◆ **Set task**: The material below should be written out in full and exactly; pictures stay out of the copy.

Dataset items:
━━━━━━━━━━━━━━━━

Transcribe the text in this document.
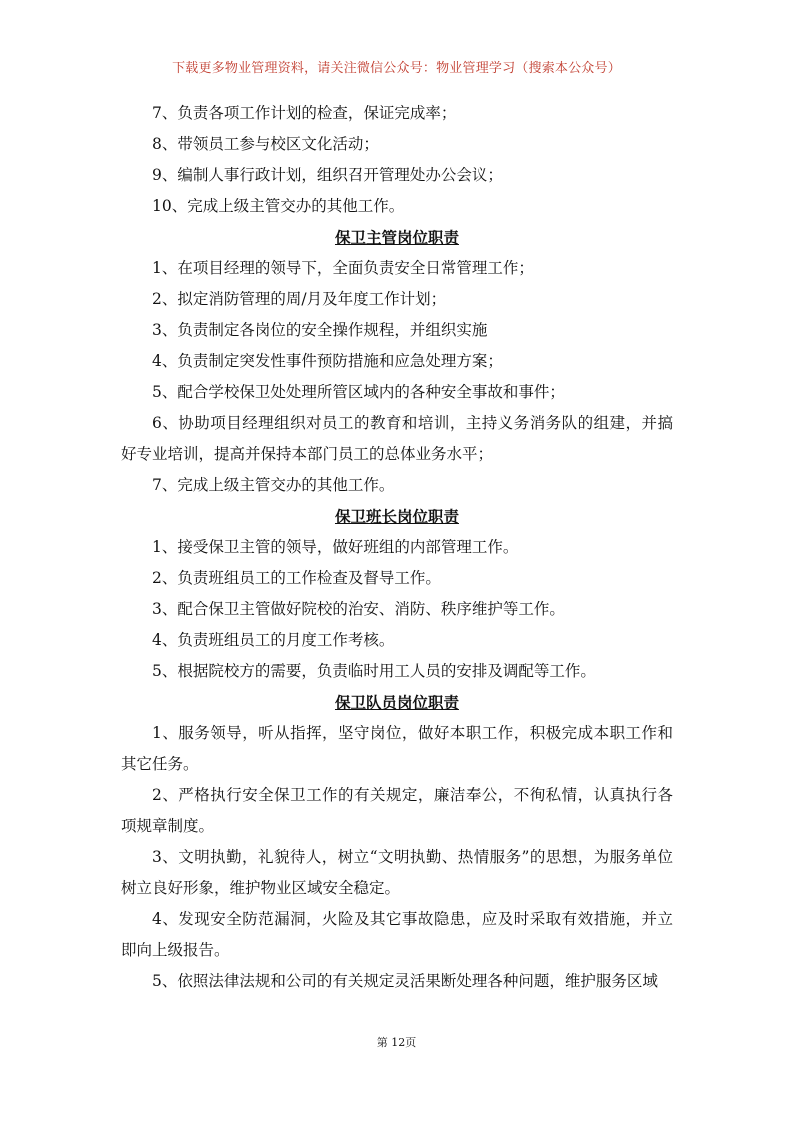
下载更多物业管理资料，请关注微信公众号：物业管理学习（搜索本公众号）

7、负责各项工作计划的检查，保证完成率；

8、带领员工参与校区文化活动；

9、编制人事行政计划，组织召开管理处办公会议；

10、完成上级主管交办的其他工作。

保卫主管岗位职责

1、在项目经理的领导下，全面负责安全日常管理工作；

2、拟定消防管理的周/月及年度工作计划；

3、负责制定各岗位的安全操作规程，并组织实施

4、负责制定突发性事件预防措施和应急处理方案；

5、配合学校保卫处处理所管区域内的各种安全事故和事件；

6、协助项目经理组织对员工的教育和培训，主持义务消务队的组建，并搞好专业培训，提高并保持本部门员工的总体业务水平；

7、完成上级主管交办的其他工作。

保卫班长岗位职责

1、接受保卫主管的领导，做好班组的内部管理工作。

2、负责班组员工的工作检查及督导工作。

3、配合保卫主管做好院校的治安、消防、秩序维护等工作。

4、负责班组员工的月度工作考核。

5、根据院校方的需要，负责临时用工人员的安排及调配等工作。

保卫队员岗位职责

1、服务领导，听从指挥，坚守岗位，做好本职工作，积极完成本职工作和其它任务。

2、严格执行安全保卫工作的有关规定，廉洁奉公，不徇私情，认真执行各项规章制度。

3、文明执勤，礼貌待人，树立“文明执勤、热情服务”的思想，为服务单位树立良好形象，维护物业区域安全稳定。

4、发现安全防范漏洞，火险及其它事故隐患，应及时采取有效措施，并立即向上级报告。

5、依照法律法规和公司的有关规定灵活果断处理各种问题，维护服务区域

第 12页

━━━━━━━━━━━━━━━━

◆ **Result of the task**:
Transcribe the text in this document.
下载更多物业管理资料，请关注微信公众号：物业管理学习（搜索本公众号）

7、负责各项工作计划的检查，保证完成率；

8、带领员工参与校区文化活动；

9、编制人事行政计划，组织召开管理处办公会议；

10、完成上级主管交办的其他工作。

保卫主管岗位职责

1、在项目经理的领导下，全面负责安全日常管理工作；

2、拟定消防管理的周/月及年度工作计划；

3、负责制定各岗位的安全操作规程，并组织实施

4、负责制定突发性事件预防措施和应急处理方案；

5、配合学校保卫处处理所管区域内的各种安全事故和事件；

6、协助项目经理组织对员工的教育和培训，主持义务消务队的组建，并搞好专业培训，提高并保持本部门员工的总体业务水平；

7、完成上级主管交办的其他工作。

保卫班长岗位职责

1、接受保卫主管的领导，做好班组的内部管理工作。

2、负责班组员工的工作检查及督导工作。

3、配合保卫主管做好院校的治安、消防、秩序维护等工作。

4、负责班组员工的月度工作考核。

5、根据院校方的需要，负责临时用工人员的安排及调配等工作。

保卫队员岗位职责

1、服务领导，听从指挥，坚守岗位，做好本职工作，积极完成本职工作和其它任务。

2、严格执行安全保卫工作的有关规定，廉洁奉公，不徇私情，认真执行各项规章制度。

3、文明执勤，礼貌待人，树立“文明执勤、热情服务”的思想，为服务单位树立良好形象，维护物业区域安全稳定。

4、发现安全防范漏洞，火险及其它事故隐患，应及时采取有效措施，并立即向上级报告。

5、依照法律法规和公司的有关规定灵活果断处理各种问题，维护服务区域

第 12页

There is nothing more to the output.